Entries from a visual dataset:
+-------+

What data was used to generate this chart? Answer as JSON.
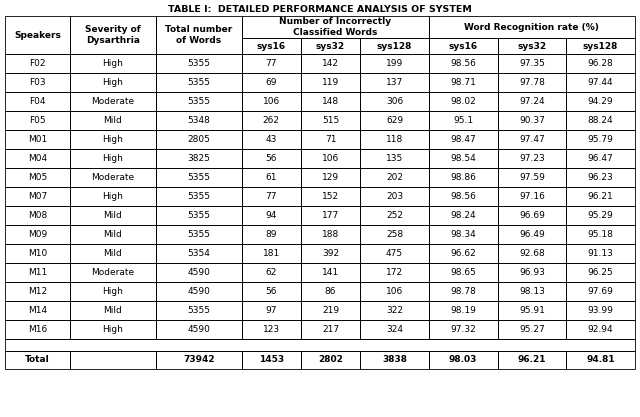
{
  "title": "TABLE I:  DETAILED PERFORMANCE ANALYSIS OF SYSTEM",
  "col_headers_merged": [
    "Speakers",
    "Severity of\nDysarthria",
    "Total number\nof Words",
    "sys16",
    "sys32",
    "sys128",
    "sys16",
    "sys32",
    "sys128"
  ],
  "span_label_1": "Number of Incorrectly\nClassified Words",
  "span_label_2": "Word Recognition rate (%)",
  "rows": [
    [
      "F02",
      "High",
      "5355",
      "77",
      "142",
      "199",
      "98.56",
      "97.35",
      "96.28"
    ],
    [
      "F03",
      "High",
      "5355",
      "69",
      "119",
      "137",
      "98.71",
      "97.78",
      "97.44"
    ],
    [
      "F04",
      "Moderate",
      "5355",
      "106",
      "148",
      "306",
      "98.02",
      "97.24",
      "94.29"
    ],
    [
      "F05",
      "Mild",
      "5348",
      "262",
      "515",
      "629",
      "95.1",
      "90.37",
      "88.24"
    ],
    [
      "M01",
      "High",
      "2805",
      "43",
      "71",
      "118",
      "98.47",
      "97.47",
      "95.79"
    ],
    [
      "M04",
      "High",
      "3825",
      "56",
      "106",
      "135",
      "98.54",
      "97.23",
      "96.47"
    ],
    [
      "M05",
      "Moderate",
      "5355",
      "61",
      "129",
      "202",
      "98.86",
      "97.59",
      "96.23"
    ],
    [
      "M07",
      "High",
      "5355",
      "77",
      "152",
      "203",
      "98.56",
      "97.16",
      "96.21"
    ],
    [
      "M08",
      "Mild",
      "5355",
      "94",
      "177",
      "252",
      "98.24",
      "96.69",
      "95.29"
    ],
    [
      "M09",
      "Mild",
      "5355",
      "89",
      "188",
      "258",
      "98.34",
      "96.49",
      "95.18"
    ],
    [
      "M10",
      "Mild",
      "5354",
      "181",
      "392",
      "475",
      "96.62",
      "92.68",
      "91.13"
    ],
    [
      "M11",
      "Moderate",
      "4590",
      "62",
      "141",
      "172",
      "98.65",
      "96.93",
      "96.25"
    ],
    [
      "M12",
      "High",
      "4590",
      "56",
      "86",
      "106",
      "98.78",
      "98.13",
      "97.69"
    ],
    [
      "M14",
      "Mild",
      "5355",
      "97",
      "219",
      "322",
      "98.19",
      "95.91",
      "93.99"
    ],
    [
      "M16",
      "High",
      "4590",
      "123",
      "217",
      "324",
      "97.32",
      "95.27",
      "92.94"
    ]
  ],
  "total_row": [
    "Total",
    "",
    "73942",
    "1453",
    "2802",
    "3838",
    "98.03",
    "96.21",
    "94.81"
  ],
  "bg_color": "#ffffff",
  "text_color": "#000000",
  "col_widths_raw": [
    68,
    90,
    90,
    62,
    62,
    72,
    72,
    72,
    72
  ],
  "title_fontsize": 6.8,
  "header_fontsize": 6.5,
  "data_fontsize": 6.5,
  "lw": 0.6
}
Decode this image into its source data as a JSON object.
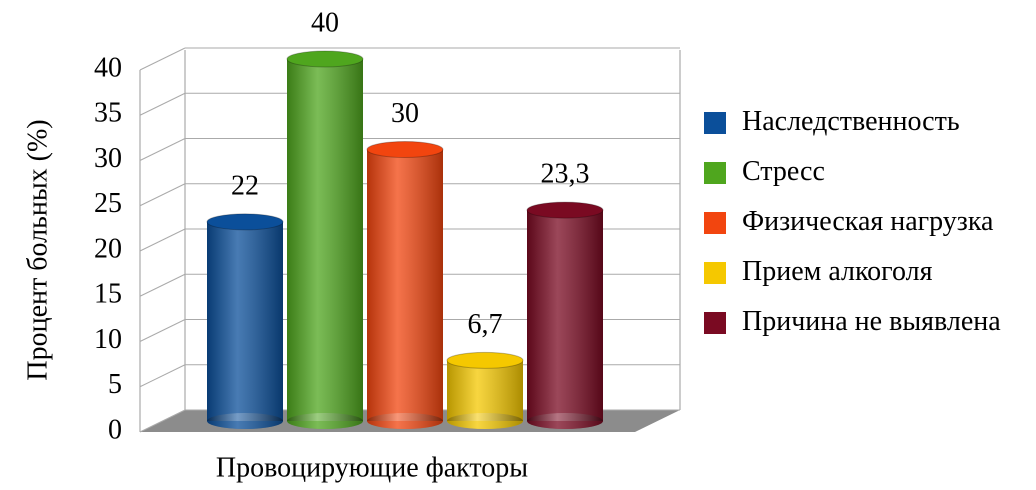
{
  "chart_data": {
    "type": "bar",
    "y_label": "Процент больных (%)",
    "x_label": "Провоцирующие факторы",
    "categories": [
      null
    ],
    "series": [
      {
        "name": "Наследственность",
        "color": "#0b4f9a",
        "values": [
          22
        ],
        "value_labels": [
          "22"
        ]
      },
      {
        "name": "Стресс",
        "color": "#4fa61e",
        "values": [
          40
        ],
        "value_labels": [
          "40"
        ]
      },
      {
        "name": "Физическая нагрузка",
        "color": "#f2450f",
        "values": [
          30
        ],
        "value_labels": [
          "30"
        ]
      },
      {
        "name": "Прием алкоголя",
        "color": "#f5c800",
        "values": [
          6.7
        ],
        "value_labels": [
          "6,7"
        ]
      },
      {
        "name": "Причина не выявлена",
        "color": "#7a0a22",
        "values": [
          23.3
        ],
        "value_labels": [
          "23,3"
        ]
      }
    ],
    "ylim": [
      0,
      40
    ],
    "yticks": [
      0,
      5,
      10,
      15,
      20,
      25,
      30,
      35,
      40
    ],
    "grid": true,
    "legend": "right"
  }
}
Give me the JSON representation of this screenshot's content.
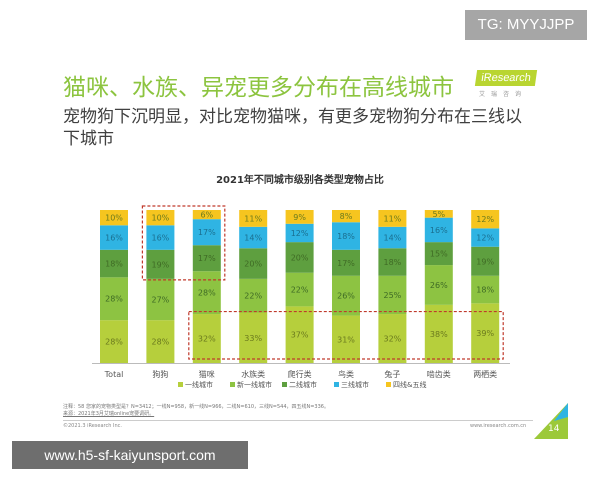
{
  "watermark_top": "TG: MYYJJPP",
  "watermark_bottom": "www.h5-sf-kaiyunsport.com",
  "slide": {
    "title": "猫咪、水族、异宠更多分布在高线城市",
    "subtitle": "宠物狗下沉明显，对比宠物猫咪，有更多宠物狗分布在三线以下城市",
    "logo_text": "iResearch",
    "logo_sub": "艾瑞咨询",
    "note": "注释：58 您家的宠物类型是？N=3412；一线N=958，新一线N=966，二线N=610，三线N=544，四五线N=336。",
    "source": "来源：2021年3月艾瑞online宠要调研。",
    "copyright": "©2021.3 iResearch Inc.",
    "website": "www.iresearch.com.cn",
    "page_number": "14"
  },
  "chart_data": {
    "type": "bar",
    "stacked": true,
    "title": "2021年不同城市级别各类型宠物占比",
    "categories": [
      "Total",
      "狗狗",
      "猫咪",
      "水族类",
      "爬行类",
      "鸟类",
      "兔子",
      "啮齿类",
      "两栖类"
    ],
    "unit": "%",
    "ylim": [
      0,
      100
    ],
    "grid": false,
    "legend_position": "bottom",
    "series": [
      {
        "name": "一线城市",
        "color": "#b6cf3c",
        "values": [
          28,
          28,
          32,
          33,
          37,
          31,
          32,
          38,
          39
        ]
      },
      {
        "name": "新一线城市",
        "color": "#8dc342",
        "values": [
          28,
          27,
          28,
          22,
          22,
          26,
          25,
          26,
          18
        ]
      },
      {
        "name": "二线城市",
        "color": "#5e9f3f",
        "values": [
          18,
          19,
          17,
          20,
          20,
          17,
          18,
          15,
          19
        ]
      },
      {
        "name": "三线城市",
        "color": "#2fb4e3",
        "values": [
          16,
          16,
          17,
          14,
          12,
          18,
          14,
          16,
          12
        ]
      },
      {
        "name": "四线&五线",
        "color": "#f6c51f",
        "values": [
          10,
          10,
          6,
          11,
          9,
          8,
          11,
          5,
          12
        ]
      }
    ],
    "highlights": [
      {
        "categories": [
          "狗狗",
          "猫咪"
        ],
        "series": [
          "二线城市",
          "三线城市",
          "四线&五线"
        ],
        "color": "#c0392b"
      },
      {
        "categories": [
          "猫咪",
          "水族类",
          "爬行类",
          "鸟类",
          "兔子",
          "啮齿类",
          "两栖类"
        ],
        "series": [
          "一线城市"
        ],
        "color": "#c0392b"
      }
    ]
  }
}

+-------+

=== PROBLEM DETAILS ===
Repeat the material above in full and exactly, omitting the pictures.

=== TASK OUTPUT ===
What data was used to generate this chart? Answer as JSON.
{
  "title": "TABLE I:  DETAILED PERFORMANCE ANALYSIS OF SYSTEM",
  "col_headers_merged": [
    "Speakers",
    "Severity of\nDysarthria",
    "Total number\nof Words",
    "sys16",
    "sys32",
    "sys128",
    "sys16",
    "sys32",
    "sys128"
  ],
  "span_label_1": "Number of Incorrectly\nClassified Words",
  "span_label_2": "Word Recognition rate (%)",
  "rows": [
    [
      "F02",
      "High",
      "5355",
      "77",
      "142",
      "199",
      "98.56",
      "97.35",
      "96.28"
    ],
    [
      "F03",
      "High",
      "5355",
      "69",
      "119",
      "137",
      "98.71",
      "97.78",
      "97.44"
    ],
    [
      "F04",
      "Moderate",
      "5355",
      "106",
      "148",
      "306",
      "98.02",
      "97.24",
      "94.29"
    ],
    [
      "F05",
      "Mild",
      "5348",
      "262",
      "515",
      "629",
      "95.1",
      "90.37",
      "88.24"
    ],
    [
      "M01",
      "High",
      "2805",
      "43",
      "71",
      "118",
      "98.47",
      "97.47",
      "95.79"
    ],
    [
      "M04",
      "High",
      "3825",
      "56",
      "106",
      "135",
      "98.54",
      "97.23",
      "96.47"
    ],
    [
      "M05",
      "Moderate",
      "5355",
      "61",
      "129",
      "202",
      "98.86",
      "97.59",
      "96.23"
    ],
    [
      "M07",
      "High",
      "5355",
      "77",
      "152",
      "203",
      "98.56",
      "97.16",
      "96.21"
    ],
    [
      "M08",
      "Mild",
      "5355",
      "94",
      "177",
      "252",
      "98.24",
      "96.69",
      "95.29"
    ],
    [
      "M09",
      "Mild",
      "5355",
      "89",
      "188",
      "258",
      "98.34",
      "96.49",
      "95.18"
    ],
    [
      "M10",
      "Mild",
      "5354",
      "181",
      "392",
      "475",
      "96.62",
      "92.68",
      "91.13"
    ],
    [
      "M11",
      "Moderate",
      "4590",
      "62",
      "141",
      "172",
      "98.65",
      "96.93",
      "96.25"
    ],
    [
      "M12",
      "High",
      "4590",
      "56",
      "86",
      "106",
      "98.78",
      "98.13",
      "97.69"
    ],
    [
      "M14",
      "Mild",
      "5355",
      "97",
      "219",
      "322",
      "98.19",
      "95.91",
      "93.99"
    ],
    [
      "M16",
      "High",
      "4590",
      "123",
      "217",
      "324",
      "97.32",
      "95.27",
      "92.94"
    ]
  ],
  "total_row": [
    "Total",
    "",
    "73942",
    "1453",
    "2802",
    "3838",
    "98.03",
    "96.21",
    "94.81"
  ],
  "bg_color": "#ffffff",
  "text_color": "#000000",
  "col_widths_raw": [
    68,
    90,
    90,
    62,
    62,
    72,
    72,
    72,
    72
  ],
  "title_fontsize": 6.8,
  "header_fontsize": 6.5,
  "data_fontsize": 6.5,
  "lw": 0.6
}
Decode this image into its source data as a JSON object.
{
  "chart_data": {
    "type": "bar",
    "y_label": "Процент больных (%)",
    "x_label": "Провоцирующие факторы",
    "categories": [
      null
    ],
    "series": [
      {
        "name": "Наследственность",
        "color": "#0b4f9a",
        "values": [
          22
        ],
        "value_labels": [
          "22"
        ]
      },
      {
        "name": "Стресс",
        "color": "#4fa61e",
        "values": [
          40
        ],
        "value_labels": [
          "40"
        ]
      },
      {
        "name": "Физическая нагрузка",
        "color": "#f2450f",
        "values": [
          30
        ],
        "value_labels": [
          "30"
        ]
      },
      {
        "name": "Прием алкоголя",
        "color": "#f5c800",
        "values": [
          6.7
        ],
        "value_labels": [
          "6,7"
        ]
      },
      {
        "name": "Причина не выявлена",
        "color": "#7a0a22",
        "values": [
          23.3
        ],
        "value_labels": [
          "23,3"
        ]
      }
    ],
    "ylim": [
      0,
      40
    ],
    "yticks": [
      0,
      5,
      10,
      15,
      20,
      25,
      30,
      35,
      40
    ],
    "grid": true,
    "legend": "right"
  }
}
Give me the JSON representation of this screenshot's content.
{
  "watermark_top": "TG: MYYJJPP",
  "watermark_bottom": "www.h5-sf-kaiyunsport.com",
  "slide": {
    "title": "猫咪、水族、异宠更多分布在高线城市",
    "subtitle": "宠物狗下沉明显，对比宠物猫咪，有更多宠物狗分布在三线以下城市",
    "logo_text": "iResearch",
    "logo_sub": "艾瑞咨询",
    "note": "注释：58 您家的宠物类型是？N=3412；一线N=958，新一线N=966，二线N=610，三线N=544，四五线N=336。",
    "source": "来源：2021年3月艾瑞online宠要调研。",
    "copyright": "©2021.3 iResearch Inc.",
    "website": "www.iresearch.com.cn",
    "page_number": "14"
  },
  "chart_data": {
    "type": "bar",
    "stacked": true,
    "title": "2021年不同城市级别各类型宠物占比",
    "categories": [
      "Total",
      "狗狗",
      "猫咪",
      "水族类",
      "爬行类",
      "鸟类",
      "兔子",
      "啮齿类",
      "两栖类"
    ],
    "unit": "%",
    "ylim": [
      0,
      100
    ],
    "grid": false,
    "legend_position": "bottom",
    "series": [
      {
        "name": "一线城市",
        "color": "#b6cf3c",
        "values": [
          28,
          28,
          32,
          33,
          37,
          31,
          32,
          38,
          39
        ]
      },
      {
        "name": "新一线城市",
        "color": "#8dc342",
        "values": [
          28,
          27,
          28,
          22,
          22,
          26,
          25,
          26,
          18
        ]
      },
      {
        "name": "二线城市",
        "color": "#5e9f3f",
        "values": [
          18,
          19,
          17,
          20,
          20,
          17,
          18,
          15,
          19
        ]
      },
      {
        "name": "三线城市",
        "color": "#2fb4e3",
        "values": [
          16,
          16,
          17,
          14,
          12,
          18,
          14,
          16,
          12
        ]
      },
      {
        "name": "四线&五线",
        "color": "#f6c51f",
        "values": [
          10,
          10,
          6,
          11,
          9,
          8,
          11,
          5,
          12
        ]
      }
    ],
    "highlights": [
      {
        "categories": [
          "狗狗",
          "猫咪"
        ],
        "series": [
          "二线城市",
          "三线城市",
          "四线&五线"
        ],
        "color": "#c0392b"
      },
      {
        "categories": [
          "猫咪",
          "水族类",
          "爬行类",
          "鸟类",
          "兔子",
          "啮齿类",
          "两栖类"
        ],
        "series": [
          "一线城市"
        ],
        "color": "#c0392b"
      }
    ]
  }
}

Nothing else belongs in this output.